# TASK TO COMPLETE:
Spot each line in the records below where the word "idea" occurs, then copy it.

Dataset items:

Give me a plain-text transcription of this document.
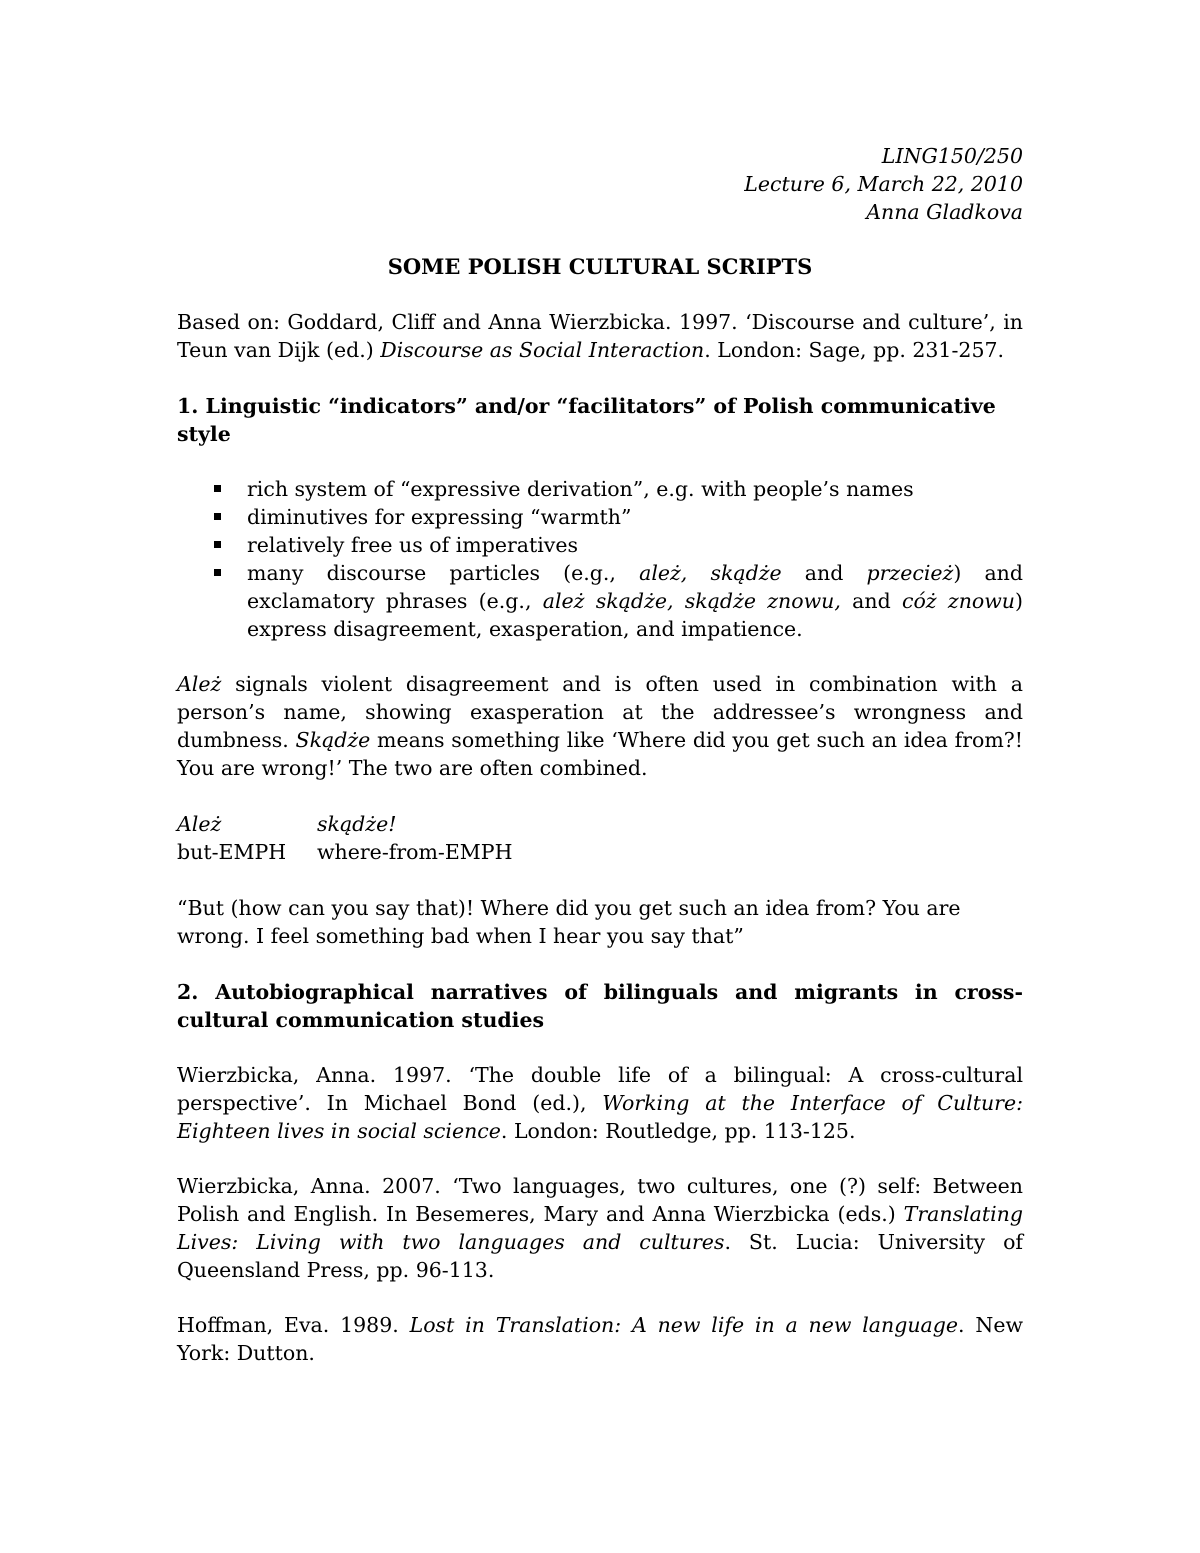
LING150/250
Lecture 6, March 22, 2010
Anna Gladkova
SOME POLISH CULTURAL SCRIPTS

Based on: Goddard, Cliff and Anna Wierzbicka. 1997. ‘Discourse and culture’, in Teun van Dijk (ed.) Discourse as Social Interaction. London: Sage, pp. 231-257.

1. Linguistic “indicators” and/or “facilitators” of Polish communicative style

rich system of “expressive derivation”, e.g. with people’s names
diminutives for expressing “warmth”
relatively free us of imperatives
many discourse particles (e.g., ależ, skądże and przecież) and exclamatory phrases (e.g., ależ skądże, skądże znowu, and cóż znowu) express disagreement, exasperation, and impatience.

Ależ signals violent disagreement and is often used in combination with a person’s name, showing exasperation at the addressee’s wrongness and dumbness. Skądże means something like ‘Where did you get such an idea from?! You are wrong!’ The two are often combined.

Ależ	skądże!
but-EMPH	where-from-EMPH

“But (how can you say that)! Where did you get such an idea from? You are wrong. I feel something bad when I hear you say that”

2. Autobiographical narratives of bilinguals and migrants in cross-cultural communication studies

Wierzbicka, Anna. 1997. ‘The double life of a bilingual: A cross-cultural perspective’. In Michael Bond (ed.), Working at the Interface of Culture: Eighteen lives in social science. London: Routledge, pp. 113-125.

Wierzbicka, Anna. 2007. ‘Two languages, two cultures, one (?) self: Between Polish and English. In Besemeres, Mary and Anna Wierzbicka (eds.) Translating Lives: Living with two languages and cultures. St. Lucia: University of Queensland Press, pp. 96-113.

Hoffman, Eva. 1989. Lost in Translation: A new life in a new language. New York: Dutton.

# RESPONSE TO THIS EXERCISE:
Ależ signals violent disagreement and is often used in combination with a person’s name, showing exasperation at the addressee’s wrongness and dumbness. Skądże means something like ‘Where did you get such an idea from?! You are wrong!’ The two are often combined.
“But (how can you say that)! Where did you get such an idea from? You are wrong. I feel something bad when I hear you say that”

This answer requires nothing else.